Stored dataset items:
# # # # #

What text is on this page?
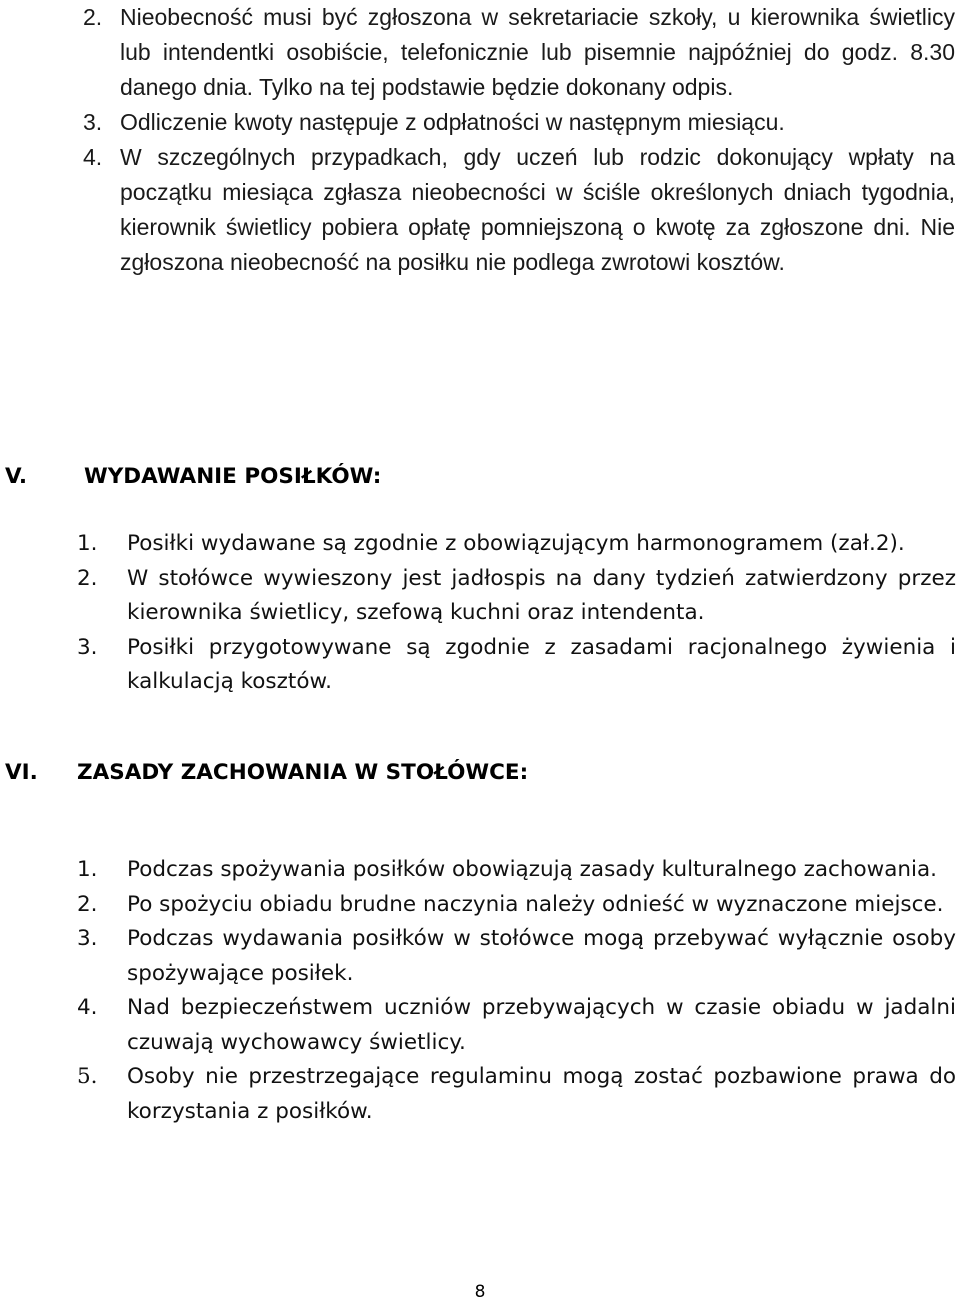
2. Nieobecność musi być zgłoszona w sekretariacie szkoły, u kierownika świetlicy lub intendentki osobiście, telefonicznie lub pisemnie najpóźniej do godz. 8.30 danego dnia. Tylko na tej podstawie będzie dokonany odpis.
3. Odliczenie kwoty następuje z odpłatności w następnym miesiącu.
4. W szczególnych przypadkach, gdy uczeń lub rodzic dokonujący wpłaty na początku miesiąca zgłasza nieobecności w ściśle określonych dniach tygodnia, kierownik świetlicy pobiera opłatę pomniejszoną o kwotę za zgłoszone dni. Nie zgłoszona nieobecność na posiłku nie podlega zwrotowi kosztów.
V.	WYDAWANIE POSIŁKÓW:
1. Posiłki wydawane są zgodnie z obowiązującym harmonogramem (zał.2).
2. W stołówce wywieszony jest jadłospis na dany tydzień zatwierdzony przez kierownika świetlicy, szefową kuchni oraz intendenta.
3. Posiłki przygotowywane są zgodnie z zasadami racjonalnego żywienia i kalkulacją kosztów.
VI. ZASADY ZACHOWANIA W STOŁÓWCE:
1. Podczas spożywania posiłków obowiązują zasady kulturalnego zachowania.
2. Po spożyciu obiadu brudne naczynia należy odnieść w wyznaczone miejsce.
3. Podczas wydawania posiłków w stołówce mogą przebywać wyłącznie osoby spożywające posiłek.
4. Nad bezpieczeństwem uczniów przebywających w czasie obiadu w jadalni czuwają wychowawcy świetlicy.
5. Osoby nie przestrzegające regulaminu mogą zostać pozbawione prawa do korzystania z posiłków.
8
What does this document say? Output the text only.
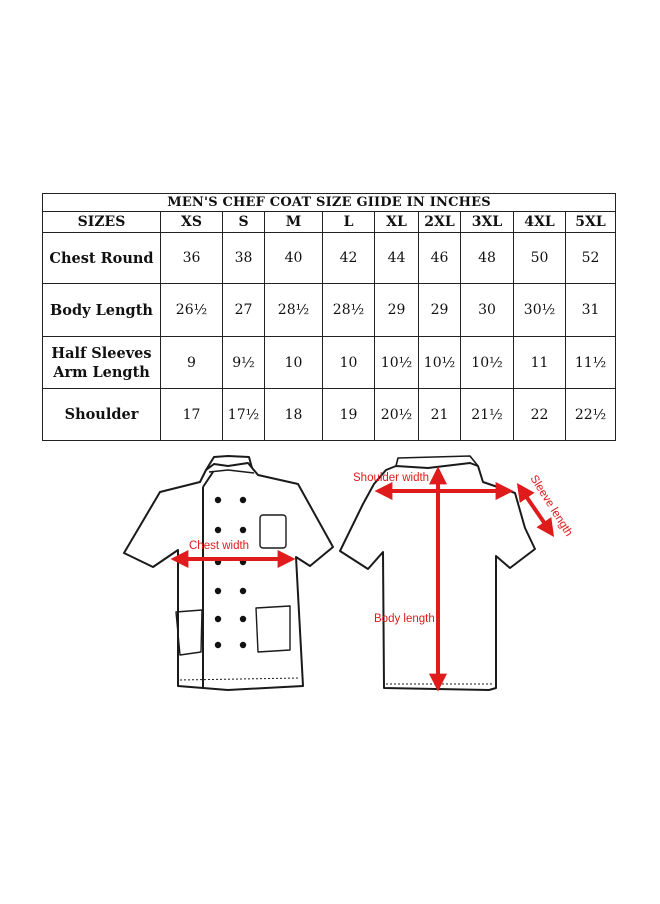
MEN'S CHEF COAT SIZE GIIDE IN INCHES									
SIZES	XS	S	M	L	XL	2XL	3XL	4XL	5XL

Chest Round	36	38	40	42	44	46	48	50	52

Body Length	26½	27	28½	28½	29	29	30	30½	31

Half Sleeves
Arm Length	9	9½	10	10	10½	10½	10½	11	11½

Shoulder	17	17½	18	19	20½	21	21½	22	22½
Chest width
Shoulder width
Body length
Sleeve length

# # # # #

Written task: Only lines with the string "kosztów" belong in your answer; copy each one.

Completed exercise:
4. W szczególnych przypadkach, gdy uczeń lub rodzic dokonujący wpłaty na początku miesiąca zgłasza nieobecności w ściśle określonych dniach tygodnia, kierownik świetlicy pobiera opłatę pomniejszoną o kwotę za zgłoszone dni. Nie zgłoszona nieobecność na posiłku nie podlega zwrotowi kosztów.
3. Posiłki przygotowywane są zgodnie z zasadami racjonalnego żywienia i kalkulacją kosztów.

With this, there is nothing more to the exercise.